The 62-page document is thorough, comprehensive, and informative. Twenty-three clinical guidelines are laid out, with explanations, justifications, tips, and suggestions. They start with educating clinicians about the term “kink” itself, as an umbrella term which encapsulates a wide, evolving range of consensual sexual behaviors, fantasies, and interests, and go on to set forth the critical importance that clinicians must recognize their competence (or lack thereof) when it comes to working with these sexual issues.
The guidelines underscore the important fact that von Krafft-Ebing, and a century of clinical assumptions, were wrong. These sexual interests are not unusual, not uncommon, not caused by trauma, and not a sign of mental illness. Consensual kinky sexual interests don’t predict bad parenting or disturbed sexuality; ultimately, they can be healthy. Guideline 15 directs therapists to understand that their attempts to change or alter a person’s kinky sexuality may be unethical, ill-informed, and harmful to their patient. Guideline 17 highlights the very real damage and harm caused to patients by unexamined biases in the clinician themselves, directing therapists to do their own work, confronting and examining their moral and sexual values, and holding therapists ethically responsible for the impact of these biases in their clinical work.
Given the sad history of the field of mental health’s approach to sexuality, I believe that many therapists can’t truly be blamed for their ignorance. Social stigma forced sexual interests into dark closets, where clinicians’ biased ignorance was either confirmed or unchallenged. Because clinical research and writing on these topics was inaccessible, or biased as well, ethical and concerned therapists had few resources on which to base an affirmative, health-focused, and accepting clinical approach to sexual diversity. This is no longer the case.
In my view, these guidelines should be read by EVERY mental health clinician. They should not be relegated to only the clinicians who work with sexual populations or those who identify as kinky. Remember—half the general population has these interests, and they express across the age range, and across social and demographic groups. Every clinician IS most likely working with kinky people, whether they know it or not.
It is every clinician’s ethical responsibility to correct their ignorance, confront their biases, reject outdated and stigmatizing clinical beliefs, and serve their patients in an accurate, ethical and empirically-grounded manner. The Clinical Practice Guidelines for Working with People with Kink Interests lay the foundation for a new era of clinical work, where our patients should no longer feel forced to keep parts of themselves secret from us, or fear being shamed.
......
- [Exercise]: According to the review of the kink clinical practice guidelines, how many clinical guidelines does the 62-page document lay out?
......
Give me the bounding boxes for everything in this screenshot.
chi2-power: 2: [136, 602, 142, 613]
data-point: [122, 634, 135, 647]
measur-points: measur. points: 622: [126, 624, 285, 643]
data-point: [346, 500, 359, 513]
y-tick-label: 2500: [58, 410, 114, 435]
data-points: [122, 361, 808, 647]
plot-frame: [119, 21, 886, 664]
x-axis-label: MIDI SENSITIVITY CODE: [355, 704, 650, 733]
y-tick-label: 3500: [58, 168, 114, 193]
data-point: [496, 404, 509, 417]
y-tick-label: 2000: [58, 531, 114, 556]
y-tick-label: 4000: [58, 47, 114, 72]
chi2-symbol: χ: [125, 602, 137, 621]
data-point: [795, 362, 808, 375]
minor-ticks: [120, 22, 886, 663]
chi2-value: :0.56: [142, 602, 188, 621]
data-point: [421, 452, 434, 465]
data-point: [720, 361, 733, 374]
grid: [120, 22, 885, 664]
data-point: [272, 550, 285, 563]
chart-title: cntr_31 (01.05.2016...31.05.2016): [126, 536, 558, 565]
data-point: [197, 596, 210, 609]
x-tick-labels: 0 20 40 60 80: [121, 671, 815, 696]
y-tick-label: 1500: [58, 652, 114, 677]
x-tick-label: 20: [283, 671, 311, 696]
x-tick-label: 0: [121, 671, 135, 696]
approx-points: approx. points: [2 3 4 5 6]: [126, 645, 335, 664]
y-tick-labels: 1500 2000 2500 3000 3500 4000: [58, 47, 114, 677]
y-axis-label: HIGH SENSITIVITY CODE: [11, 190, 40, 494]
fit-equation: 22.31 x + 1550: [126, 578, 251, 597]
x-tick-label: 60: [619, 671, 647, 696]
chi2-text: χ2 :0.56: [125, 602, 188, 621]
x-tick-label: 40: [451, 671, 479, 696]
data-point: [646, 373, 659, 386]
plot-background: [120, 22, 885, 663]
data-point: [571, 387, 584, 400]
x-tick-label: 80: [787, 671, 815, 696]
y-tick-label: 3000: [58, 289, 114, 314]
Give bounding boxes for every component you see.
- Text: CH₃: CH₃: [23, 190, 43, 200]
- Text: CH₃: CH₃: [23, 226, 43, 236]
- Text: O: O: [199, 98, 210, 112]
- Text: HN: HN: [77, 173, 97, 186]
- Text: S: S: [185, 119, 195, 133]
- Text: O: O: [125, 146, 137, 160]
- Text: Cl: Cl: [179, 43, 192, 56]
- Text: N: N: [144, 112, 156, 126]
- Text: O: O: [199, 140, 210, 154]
......
- [Output below]: Twenty-three